Records from a data source
____
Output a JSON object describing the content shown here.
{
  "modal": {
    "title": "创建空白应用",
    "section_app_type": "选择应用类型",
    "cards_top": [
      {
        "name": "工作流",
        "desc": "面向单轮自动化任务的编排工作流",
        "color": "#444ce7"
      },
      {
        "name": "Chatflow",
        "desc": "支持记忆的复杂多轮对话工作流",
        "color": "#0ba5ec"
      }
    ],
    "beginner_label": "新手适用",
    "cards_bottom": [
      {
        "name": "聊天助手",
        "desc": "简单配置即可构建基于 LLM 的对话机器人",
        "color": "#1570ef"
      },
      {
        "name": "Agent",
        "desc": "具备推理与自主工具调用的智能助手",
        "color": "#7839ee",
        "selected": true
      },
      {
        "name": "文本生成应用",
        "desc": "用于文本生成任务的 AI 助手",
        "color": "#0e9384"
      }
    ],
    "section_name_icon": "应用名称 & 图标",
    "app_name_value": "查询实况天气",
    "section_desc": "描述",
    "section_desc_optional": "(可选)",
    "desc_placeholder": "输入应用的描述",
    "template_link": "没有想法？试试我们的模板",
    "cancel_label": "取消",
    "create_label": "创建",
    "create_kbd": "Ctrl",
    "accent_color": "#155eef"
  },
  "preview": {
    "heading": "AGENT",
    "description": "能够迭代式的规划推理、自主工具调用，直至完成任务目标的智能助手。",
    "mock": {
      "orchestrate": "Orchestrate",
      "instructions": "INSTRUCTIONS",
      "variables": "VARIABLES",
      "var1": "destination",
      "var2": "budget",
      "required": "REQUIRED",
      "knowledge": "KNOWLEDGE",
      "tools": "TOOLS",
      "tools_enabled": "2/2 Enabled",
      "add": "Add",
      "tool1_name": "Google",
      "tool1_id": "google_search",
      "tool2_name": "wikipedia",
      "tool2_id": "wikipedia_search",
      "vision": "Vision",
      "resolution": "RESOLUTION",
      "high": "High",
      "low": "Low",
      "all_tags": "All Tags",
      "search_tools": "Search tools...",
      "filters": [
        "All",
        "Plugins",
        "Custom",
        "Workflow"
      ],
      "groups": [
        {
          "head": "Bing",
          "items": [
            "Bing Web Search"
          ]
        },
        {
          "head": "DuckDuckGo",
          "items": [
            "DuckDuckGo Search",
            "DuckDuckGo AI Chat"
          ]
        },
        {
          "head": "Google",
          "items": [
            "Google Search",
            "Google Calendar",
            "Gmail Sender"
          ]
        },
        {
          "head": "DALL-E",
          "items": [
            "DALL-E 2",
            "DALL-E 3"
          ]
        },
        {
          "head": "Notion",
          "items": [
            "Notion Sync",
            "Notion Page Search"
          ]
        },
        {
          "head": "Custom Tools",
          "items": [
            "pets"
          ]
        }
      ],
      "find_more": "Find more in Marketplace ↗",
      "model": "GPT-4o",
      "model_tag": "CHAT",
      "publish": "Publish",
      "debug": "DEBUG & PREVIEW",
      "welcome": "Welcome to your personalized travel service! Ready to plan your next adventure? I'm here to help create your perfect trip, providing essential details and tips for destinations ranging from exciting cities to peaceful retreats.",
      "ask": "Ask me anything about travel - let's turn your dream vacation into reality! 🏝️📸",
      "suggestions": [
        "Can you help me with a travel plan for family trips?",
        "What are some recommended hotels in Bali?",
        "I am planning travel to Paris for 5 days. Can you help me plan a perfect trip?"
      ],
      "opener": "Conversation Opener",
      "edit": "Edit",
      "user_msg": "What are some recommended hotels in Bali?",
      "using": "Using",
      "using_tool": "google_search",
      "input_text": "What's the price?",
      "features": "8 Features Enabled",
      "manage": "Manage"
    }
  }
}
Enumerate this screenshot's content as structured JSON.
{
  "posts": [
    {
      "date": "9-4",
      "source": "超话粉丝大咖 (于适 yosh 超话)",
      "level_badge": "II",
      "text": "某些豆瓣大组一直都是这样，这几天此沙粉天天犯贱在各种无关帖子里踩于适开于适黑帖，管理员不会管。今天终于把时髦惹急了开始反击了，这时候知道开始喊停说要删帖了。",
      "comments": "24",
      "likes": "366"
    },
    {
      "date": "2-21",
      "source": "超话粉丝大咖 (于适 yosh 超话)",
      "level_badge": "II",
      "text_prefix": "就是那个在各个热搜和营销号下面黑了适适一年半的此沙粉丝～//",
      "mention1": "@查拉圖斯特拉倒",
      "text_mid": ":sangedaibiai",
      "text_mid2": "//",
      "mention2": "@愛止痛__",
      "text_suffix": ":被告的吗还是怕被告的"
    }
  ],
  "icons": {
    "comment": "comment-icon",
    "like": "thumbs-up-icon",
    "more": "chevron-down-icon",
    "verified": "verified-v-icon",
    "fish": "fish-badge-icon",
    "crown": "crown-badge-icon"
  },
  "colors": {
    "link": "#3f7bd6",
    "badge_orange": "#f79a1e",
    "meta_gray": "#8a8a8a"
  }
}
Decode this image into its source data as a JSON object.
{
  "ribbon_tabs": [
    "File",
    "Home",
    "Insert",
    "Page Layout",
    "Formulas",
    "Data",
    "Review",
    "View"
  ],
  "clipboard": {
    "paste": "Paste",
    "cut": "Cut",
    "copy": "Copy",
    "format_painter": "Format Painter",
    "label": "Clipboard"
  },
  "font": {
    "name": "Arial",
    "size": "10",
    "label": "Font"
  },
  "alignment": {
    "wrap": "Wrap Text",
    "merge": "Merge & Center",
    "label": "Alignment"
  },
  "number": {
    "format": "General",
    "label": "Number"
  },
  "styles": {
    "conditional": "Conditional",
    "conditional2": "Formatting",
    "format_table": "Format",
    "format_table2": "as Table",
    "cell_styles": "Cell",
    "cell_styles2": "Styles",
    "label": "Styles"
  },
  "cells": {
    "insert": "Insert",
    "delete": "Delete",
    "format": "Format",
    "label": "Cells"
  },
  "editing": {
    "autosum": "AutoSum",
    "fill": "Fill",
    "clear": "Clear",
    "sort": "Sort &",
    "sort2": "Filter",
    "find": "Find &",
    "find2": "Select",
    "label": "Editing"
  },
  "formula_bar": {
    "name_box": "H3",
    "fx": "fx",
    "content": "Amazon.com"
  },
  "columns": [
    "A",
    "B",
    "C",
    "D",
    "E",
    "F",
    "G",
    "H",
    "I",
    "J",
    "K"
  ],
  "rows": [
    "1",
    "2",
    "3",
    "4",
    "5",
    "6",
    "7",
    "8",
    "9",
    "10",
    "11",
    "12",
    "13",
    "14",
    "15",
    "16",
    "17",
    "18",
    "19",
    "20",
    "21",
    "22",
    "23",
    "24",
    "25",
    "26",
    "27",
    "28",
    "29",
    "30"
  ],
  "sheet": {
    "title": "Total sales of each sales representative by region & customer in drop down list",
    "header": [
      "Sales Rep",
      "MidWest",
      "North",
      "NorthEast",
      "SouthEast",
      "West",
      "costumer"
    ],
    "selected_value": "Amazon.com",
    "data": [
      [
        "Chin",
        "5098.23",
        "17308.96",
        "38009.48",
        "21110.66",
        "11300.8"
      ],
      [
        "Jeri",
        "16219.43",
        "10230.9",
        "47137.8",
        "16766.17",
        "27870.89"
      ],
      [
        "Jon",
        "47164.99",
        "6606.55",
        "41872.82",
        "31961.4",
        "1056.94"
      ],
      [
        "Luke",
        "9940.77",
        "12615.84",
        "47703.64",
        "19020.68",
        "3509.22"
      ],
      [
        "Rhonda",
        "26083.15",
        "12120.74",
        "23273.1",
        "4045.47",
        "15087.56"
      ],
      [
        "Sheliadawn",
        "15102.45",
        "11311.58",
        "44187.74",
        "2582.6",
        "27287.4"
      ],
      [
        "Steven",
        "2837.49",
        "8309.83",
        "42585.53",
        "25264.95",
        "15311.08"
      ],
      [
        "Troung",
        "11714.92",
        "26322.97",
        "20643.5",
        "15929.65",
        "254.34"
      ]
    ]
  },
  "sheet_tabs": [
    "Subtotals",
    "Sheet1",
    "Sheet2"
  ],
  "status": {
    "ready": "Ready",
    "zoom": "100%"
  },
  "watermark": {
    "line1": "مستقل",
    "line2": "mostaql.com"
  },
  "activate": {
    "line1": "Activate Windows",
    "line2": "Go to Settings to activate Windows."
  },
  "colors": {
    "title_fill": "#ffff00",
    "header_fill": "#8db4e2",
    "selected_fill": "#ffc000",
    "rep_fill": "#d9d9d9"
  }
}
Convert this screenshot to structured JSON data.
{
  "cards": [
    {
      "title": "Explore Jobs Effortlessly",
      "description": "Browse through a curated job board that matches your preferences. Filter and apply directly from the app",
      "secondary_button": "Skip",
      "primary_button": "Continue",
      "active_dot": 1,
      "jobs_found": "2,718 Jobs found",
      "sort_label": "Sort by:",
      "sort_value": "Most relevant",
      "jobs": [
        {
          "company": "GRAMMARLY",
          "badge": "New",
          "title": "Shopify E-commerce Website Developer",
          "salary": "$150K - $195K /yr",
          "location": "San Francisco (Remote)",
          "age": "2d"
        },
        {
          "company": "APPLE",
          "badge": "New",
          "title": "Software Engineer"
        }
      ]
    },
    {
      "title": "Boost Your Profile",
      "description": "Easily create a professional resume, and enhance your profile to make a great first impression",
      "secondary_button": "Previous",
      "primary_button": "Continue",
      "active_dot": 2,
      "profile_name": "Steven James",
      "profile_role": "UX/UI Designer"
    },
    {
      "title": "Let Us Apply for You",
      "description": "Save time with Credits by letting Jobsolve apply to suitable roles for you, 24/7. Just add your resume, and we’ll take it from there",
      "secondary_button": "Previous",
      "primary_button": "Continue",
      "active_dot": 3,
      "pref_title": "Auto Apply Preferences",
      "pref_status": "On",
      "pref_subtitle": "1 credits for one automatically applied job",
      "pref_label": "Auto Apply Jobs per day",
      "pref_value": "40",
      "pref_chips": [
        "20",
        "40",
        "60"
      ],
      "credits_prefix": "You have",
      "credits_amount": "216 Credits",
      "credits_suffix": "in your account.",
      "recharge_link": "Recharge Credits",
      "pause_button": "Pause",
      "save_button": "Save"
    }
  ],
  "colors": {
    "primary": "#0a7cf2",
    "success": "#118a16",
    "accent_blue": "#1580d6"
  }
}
____
» **CHALLENGE**:
In the entries above, how many lines contain the word "hotels"? Answer with the number only.

» **RESPONSE TO THE TASK**:
2